-- Start Source data --

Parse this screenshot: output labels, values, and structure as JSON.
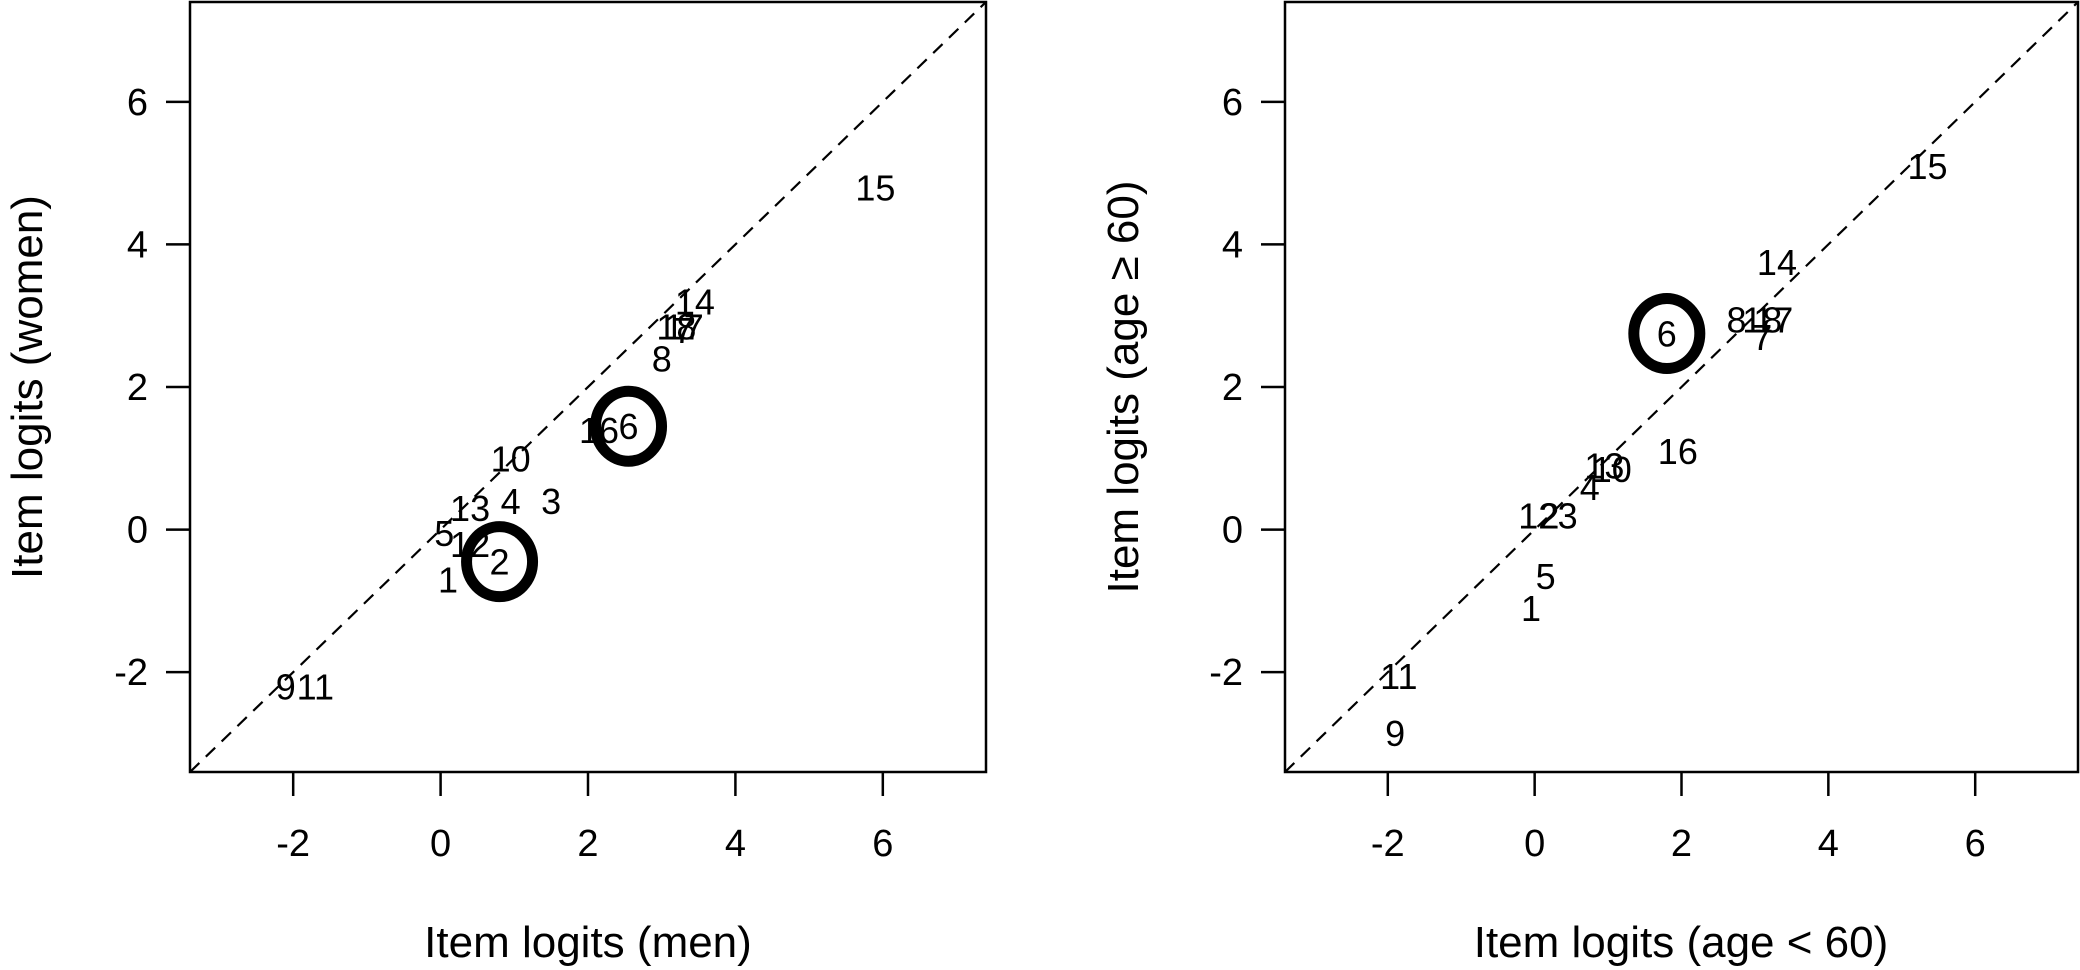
{
  "chart_data": [
    {
      "type": "scatter",
      "title": "",
      "xlabel": "Item logits (men)",
      "ylabel": "Item logits (women)",
      "xlim": [
        -3.4,
        7.4
      ],
      "ylim": [
        -3.4,
        7.4
      ],
      "xticks": [
        "-2",
        "0",
        "2",
        "4",
        "6"
      ],
      "yticks": [
        "-2",
        "0",
        "2",
        "4",
        "6"
      ],
      "reference_line": "y = x (dashed)",
      "grid": false,
      "points": [
        {
          "label": "1",
          "x": 0.1,
          "y": -0.7
        },
        {
          "label": "2",
          "x": 0.8,
          "y": -0.45
        },
        {
          "label": "3",
          "x": 1.5,
          "y": 0.4
        },
        {
          "label": "4",
          "x": 0.95,
          "y": 0.4
        },
        {
          "label": "5",
          "x": 0.05,
          "y": -0.05
        },
        {
          "label": "6",
          "x": 2.55,
          "y": 1.45
        },
        {
          "label": "7",
          "x": 3.3,
          "y": 2.8
        },
        {
          "label": "8",
          "x": 3.0,
          "y": 2.4
        },
        {
          "label": "9",
          "x": -2.1,
          "y": -2.2
        },
        {
          "label": "10",
          "x": 0.95,
          "y": 1.0
        },
        {
          "label": "11",
          "x": -1.7,
          "y": -2.2
        },
        {
          "label": "12",
          "x": 0.4,
          "y": -0.2
        },
        {
          "label": "13",
          "x": 0.4,
          "y": 0.3
        },
        {
          "label": "14",
          "x": 3.45,
          "y": 3.2
        },
        {
          "label": "15",
          "x": 5.9,
          "y": 4.8
        },
        {
          "label": "16",
          "x": 2.15,
          "y": 1.4
        },
        {
          "label": "17",
          "x": 3.3,
          "y": 2.85
        },
        {
          "label": "18",
          "x": 3.2,
          "y": 2.85
        }
      ],
      "highlighted": [
        "2",
        "6"
      ]
    },
    {
      "type": "scatter",
      "title": "",
      "xlabel": "Item logits (age < 60)",
      "ylabel": "Item logits (age ≥ 60)",
      "xlim": [
        -3.4,
        7.4
      ],
      "ylim": [
        -3.4,
        7.4
      ],
      "xticks": [
        "-2",
        "0",
        "2",
        "4",
        "6"
      ],
      "yticks": [
        "-2",
        "0",
        "2",
        "4",
        "6"
      ],
      "reference_line": "y = x (dashed)",
      "grid": false,
      "points": [
        {
          "label": "1",
          "x": -0.05,
          "y": -1.1
        },
        {
          "label": "2",
          "x": 0.2,
          "y": 0.2
        },
        {
          "label": "3",
          "x": 0.45,
          "y": 0.2
        },
        {
          "label": "4",
          "x": 0.75,
          "y": 0.6
        },
        {
          "label": "5",
          "x": 0.15,
          "y": -0.65
        },
        {
          "label": "6",
          "x": 1.8,
          "y": 2.75
        },
        {
          "label": "7",
          "x": 3.1,
          "y": 2.7
        },
        {
          "label": "8",
          "x": 2.75,
          "y": 2.95
        },
        {
          "label": "9",
          "x": -1.9,
          "y": -2.85
        },
        {
          "label": "10",
          "x": 1.05,
          "y": 0.85
        },
        {
          "label": "11",
          "x": -1.85,
          "y": -2.05
        },
        {
          "label": "12",
          "x": 0.05,
          "y": 0.2
        },
        {
          "label": "13",
          "x": 0.95,
          "y": 0.9
        },
        {
          "label": "14",
          "x": 3.3,
          "y": 3.75
        },
        {
          "label": "15",
          "x": 5.35,
          "y": 5.1
        },
        {
          "label": "16",
          "x": 1.95,
          "y": 1.1
        },
        {
          "label": "17",
          "x": 3.25,
          "y": 2.95
        },
        {
          "label": "18",
          "x": 3.1,
          "y": 2.95
        }
      ],
      "highlighted": [
        "6"
      ]
    }
  ]
}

-- End Source data --

== Exercise objective ==
The data above needs to be retyped exactly, with the images left out.

== Solution to this exercise ==
Parse this screenshot: output labels, values, and structure as JSON.
{
  "chart_data": [
    {
      "type": "scatter",
      "title": "",
      "xlabel": "Item logits (men)",
      "ylabel": "Item logits (women)",
      "xlim": [
        -3.4,
        7.4
      ],
      "ylim": [
        -3.4,
        7.4
      ],
      "xticks": [
        "-2",
        "0",
        "2",
        "4",
        "6"
      ],
      "yticks": [
        "-2",
        "0",
        "2",
        "4",
        "6"
      ],
      "reference_line": "y = x (dashed)",
      "grid": false,
      "points": [
        {
          "label": "1",
          "x": 0.1,
          "y": -0.7
        },
        {
          "label": "2",
          "x": 0.8,
          "y": -0.45
        },
        {
          "label": "3",
          "x": 1.5,
          "y": 0.4
        },
        {
          "label": "4",
          "x": 0.95,
          "y": 0.4
        },
        {
          "label": "5",
          "x": 0.05,
          "y": -0.05
        },
        {
          "label": "6",
          "x": 2.55,
          "y": 1.45
        },
        {
          "label": "7",
          "x": 3.3,
          "y": 2.8
        },
        {
          "label": "8",
          "x": 3.0,
          "y": 2.4
        },
        {
          "label": "9",
          "x": -2.1,
          "y": -2.2
        },
        {
          "label": "10",
          "x": 0.95,
          "y": 1.0
        },
        {
          "label": "11",
          "x": -1.7,
          "y": -2.2
        },
        {
          "label": "12",
          "x": 0.4,
          "y": -0.2
        },
        {
          "label": "13",
          "x": 0.4,
          "y": 0.3
        },
        {
          "label": "14",
          "x": 3.45,
          "y": 3.2
        },
        {
          "label": "15",
          "x": 5.9,
          "y": 4.8
        },
        {
          "label": "16",
          "x": 2.15,
          "y": 1.4
        },
        {
          "label": "17",
          "x": 3.3,
          "y": 2.85
        },
        {
          "label": "18",
          "x": 3.2,
          "y": 2.85
        }
      ],
      "highlighted": [
        "2",
        "6"
      ]
    },
    {
      "type": "scatter",
      "title": "",
      "xlabel": "Item logits (age < 60)",
      "ylabel": "Item logits (age ≥ 60)",
      "xlim": [
        -3.4,
        7.4
      ],
      "ylim": [
        -3.4,
        7.4
      ],
      "xticks": [
        "-2",
        "0",
        "2",
        "4",
        "6"
      ],
      "yticks": [
        "-2",
        "0",
        "2",
        "4",
        "6"
      ],
      "reference_line": "y = x (dashed)",
      "grid": false,
      "points": [
        {
          "label": "1",
          "x": -0.05,
          "y": -1.1
        },
        {
          "label": "2",
          "x": 0.2,
          "y": 0.2
        },
        {
          "label": "3",
          "x": 0.45,
          "y": 0.2
        },
        {
          "label": "4",
          "x": 0.75,
          "y": 0.6
        },
        {
          "label": "5",
          "x": 0.15,
          "y": -0.65
        },
        {
          "label": "6",
          "x": 1.8,
          "y": 2.75
        },
        {
          "label": "7",
          "x": 3.1,
          "y": 2.7
        },
        {
          "label": "8",
          "x": 2.75,
          "y": 2.95
        },
        {
          "label": "9",
          "x": -1.9,
          "y": -2.85
        },
        {
          "label": "10",
          "x": 1.05,
          "y": 0.85
        },
        {
          "label": "11",
          "x": -1.85,
          "y": -2.05
        },
        {
          "label": "12",
          "x": 0.05,
          "y": 0.2
        },
        {
          "label": "13",
          "x": 0.95,
          "y": 0.9
        },
        {
          "label": "14",
          "x": 3.3,
          "y": 3.75
        },
        {
          "label": "15",
          "x": 5.35,
          "y": 5.1
        },
        {
          "label": "16",
          "x": 1.95,
          "y": 1.1
        },
        {
          "label": "17",
          "x": 3.25,
          "y": 2.95
        },
        {
          "label": "18",
          "x": 3.1,
          "y": 2.95
        }
      ],
      "highlighted": [
        "6"
      ]
    }
  ]
}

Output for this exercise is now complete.